* Task requirements *
Your task is to reproduce the material exactly.

====

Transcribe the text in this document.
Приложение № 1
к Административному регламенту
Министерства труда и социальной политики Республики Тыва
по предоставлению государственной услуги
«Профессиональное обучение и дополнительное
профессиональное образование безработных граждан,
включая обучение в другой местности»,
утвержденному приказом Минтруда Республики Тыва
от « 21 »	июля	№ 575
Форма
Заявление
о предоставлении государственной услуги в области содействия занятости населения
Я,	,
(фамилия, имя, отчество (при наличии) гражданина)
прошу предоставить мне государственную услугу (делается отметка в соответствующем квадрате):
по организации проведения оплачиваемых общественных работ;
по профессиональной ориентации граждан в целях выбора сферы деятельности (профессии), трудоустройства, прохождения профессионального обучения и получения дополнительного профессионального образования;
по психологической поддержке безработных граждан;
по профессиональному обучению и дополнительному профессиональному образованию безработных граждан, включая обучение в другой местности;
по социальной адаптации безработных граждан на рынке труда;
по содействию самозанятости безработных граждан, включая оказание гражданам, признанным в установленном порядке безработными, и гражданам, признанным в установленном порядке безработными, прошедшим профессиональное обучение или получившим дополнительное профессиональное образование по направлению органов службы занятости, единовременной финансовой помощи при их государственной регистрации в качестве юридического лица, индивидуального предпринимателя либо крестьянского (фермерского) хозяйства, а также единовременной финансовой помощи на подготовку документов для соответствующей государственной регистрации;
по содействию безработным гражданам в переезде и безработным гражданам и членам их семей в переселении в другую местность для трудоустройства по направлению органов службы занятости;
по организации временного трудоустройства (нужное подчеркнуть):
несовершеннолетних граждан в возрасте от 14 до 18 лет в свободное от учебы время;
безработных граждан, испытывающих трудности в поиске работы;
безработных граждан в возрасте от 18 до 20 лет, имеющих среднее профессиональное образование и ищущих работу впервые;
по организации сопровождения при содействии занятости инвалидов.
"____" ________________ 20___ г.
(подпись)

====

* Task result *
Transcribe the text in this document.
Приложение № 1
к Административному регламенту
Министерства труда и социальной политики Республики Тыва
по предоставлению государственной услуги
«Профессиональное обучение и дополнительное
профессиональное образование безработных граждан,
включая обучение в другой местности»,
утвержденному приказом Минтруда Республики Тыва
от « 21 »	июля	№ 575
Форма
Заявление
о предоставлении государственной услуги в области содействия занятости населения
Я,	,
(фамилия, имя, отчество (при наличии) гражданина)
прошу предоставить мне государственную услугу (делается отметка в соответствующем квадрате):
по организации проведения оплачиваемых общественных работ;
по профессиональной ориентации граждан в целях выбора сферы деятельности (профессии), трудоустройства, прохождения профессионального обучения и получения дополнительного профессионального образования;
по психологической поддержке безработных граждан;
по профессиональному обучению и дополнительному профессиональному образованию безработных граждан, включая обучение в другой местности;
по социальной адаптации безработных граждан на рынке труда;
по содействию самозанятости безработных граждан, включая оказание гражданам, признанным в установленном порядке безработными, и гражданам, признанным в установленном порядке безработными, прошедшим профессиональное обучение или получившим дополнительное профессиональное образование по направлению органов службы занятости, единовременной финансовой помощи при их государственной регистрации в качестве юридического лица, индивидуального предпринимателя либо крестьянского (фермерского) хозяйства, а также единовременной финансовой помощи на подготовку документов для соответствующей государственной регистрации;
по содействию безработным гражданам в переезде и безработным гражданам и членам их семей в переселении в другую местность для трудоустройства по направлению органов службы занятости;
по организации временного трудоустройства (нужное подчеркнуть):
несовершеннолетних граждан в возрасте от 14 до 18 лет в свободное от учебы время;
безработных граждан, испытывающих трудности в поиске работы;
безработных граждан в возрасте от 18 до 20 лет, имеющих среднее профессиональное образование и ищущих работу впервые;
по организации сопровождения при содействии занятости инвалидов.
"____" ________________ 20___ г.
(подпись)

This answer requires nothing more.